▶ **Problem details**: Lines holding the string "this" are the ones to copy; find them all in the data.

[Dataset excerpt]
---------------

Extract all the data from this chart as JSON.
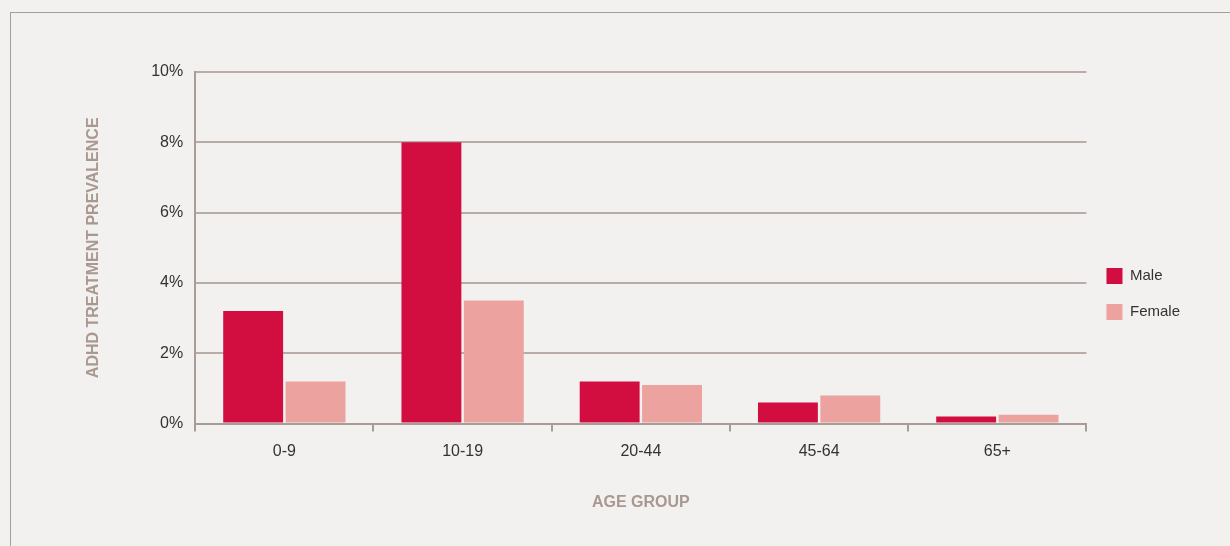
{
  "chart_data": {
    "type": "bar",
    "xlabel": "AGE GROUP",
    "ylabel": "ADHD TREATMENT PREVALENCE",
    "categories": [
      "0-9",
      "10-19",
      "20-44",
      "45-64",
      "65+"
    ],
    "series": [
      {
        "name": "Male",
        "color": "#d20d40",
        "values": [
          3.2,
          8.0,
          1.2,
          0.6,
          0.2
        ]
      },
      {
        "name": "Female",
        "color": "#eca29f",
        "values": [
          1.2,
          3.5,
          1.1,
          0.8,
          0.25
        ]
      }
    ],
    "ylim": [
      0,
      10
    ],
    "yticks": [
      {
        "value": 0,
        "label": "0%"
      },
      {
        "value": 2,
        "label": "2%"
      },
      {
        "value": 4,
        "label": "4%"
      },
      {
        "value": 6,
        "label": "6%"
      },
      {
        "value": 8,
        "label": "8%"
      },
      {
        "value": 10,
        "label": "10%"
      }
    ],
    "grid": "y",
    "legend": "right"
  }
}
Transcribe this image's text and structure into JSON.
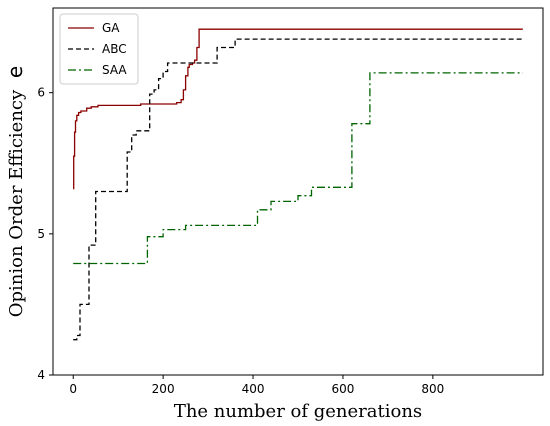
{
  "chart_data": {
    "type": "line",
    "xlabel": "The number of generations",
    "ylabel": "Opinion Order Efficiency",
    "ylabel_symbol": "e",
    "xlim": [
      -45,
      1045
    ],
    "ylim": [
      4.0,
      6.6
    ],
    "xticks": [
      0,
      200,
      400,
      600,
      800
    ],
    "yticks": [
      4,
      5,
      6
    ],
    "legend_position": "upper-left",
    "grid": false,
    "series": [
      {
        "name": "GA",
        "color": "#8b0000",
        "dash": "solid",
        "x": [
          0,
          1,
          3,
          5,
          8,
          12,
          17,
          22,
          30,
          40,
          55,
          70,
          100,
          150,
          200,
          230,
          240,
          245,
          250,
          255,
          258,
          265,
          270,
          275,
          280,
          1000
        ],
        "y": [
          5.32,
          5.55,
          5.72,
          5.8,
          5.84,
          5.86,
          5.87,
          5.87,
          5.89,
          5.9,
          5.91,
          5.91,
          5.91,
          5.92,
          5.92,
          5.93,
          5.95,
          6.02,
          6.12,
          6.18,
          6.2,
          6.21,
          6.23,
          6.32,
          6.45,
          6.45
        ]
      },
      {
        "name": "ABC",
        "color": "#000000",
        "dash": "5,3",
        "x": [
          0,
          8,
          15,
          25,
          35,
          50,
          100,
          120,
          130,
          140,
          160,
          170,
          180,
          190,
          200,
          210,
          225,
          270,
          300,
          320,
          340,
          360,
          370,
          1000
        ],
        "y": [
          4.25,
          4.28,
          4.5,
          4.5,
          4.92,
          5.3,
          5.3,
          5.58,
          5.7,
          5.73,
          5.73,
          5.99,
          6.02,
          6.1,
          6.15,
          6.21,
          6.21,
          6.21,
          6.21,
          6.32,
          6.32,
          6.38,
          6.38,
          6.38
        ]
      },
      {
        "name": "SAA",
        "color": "#006400",
        "dash": "8,3,2,3",
        "x": [
          0,
          165,
          200,
          250,
          400,
          410,
          440,
          500,
          530,
          610,
          620,
          650,
          660,
          1000
        ],
        "y": [
          4.79,
          4.98,
          5.03,
          5.06,
          5.06,
          5.17,
          5.23,
          5.27,
          5.33,
          5.33,
          5.78,
          5.78,
          6.14,
          6.14
        ]
      }
    ]
  }
}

---------------

▶ **Task answer**:
Extract all the data from this chart as JSON.
Transcribe this image's text and structure into JSON.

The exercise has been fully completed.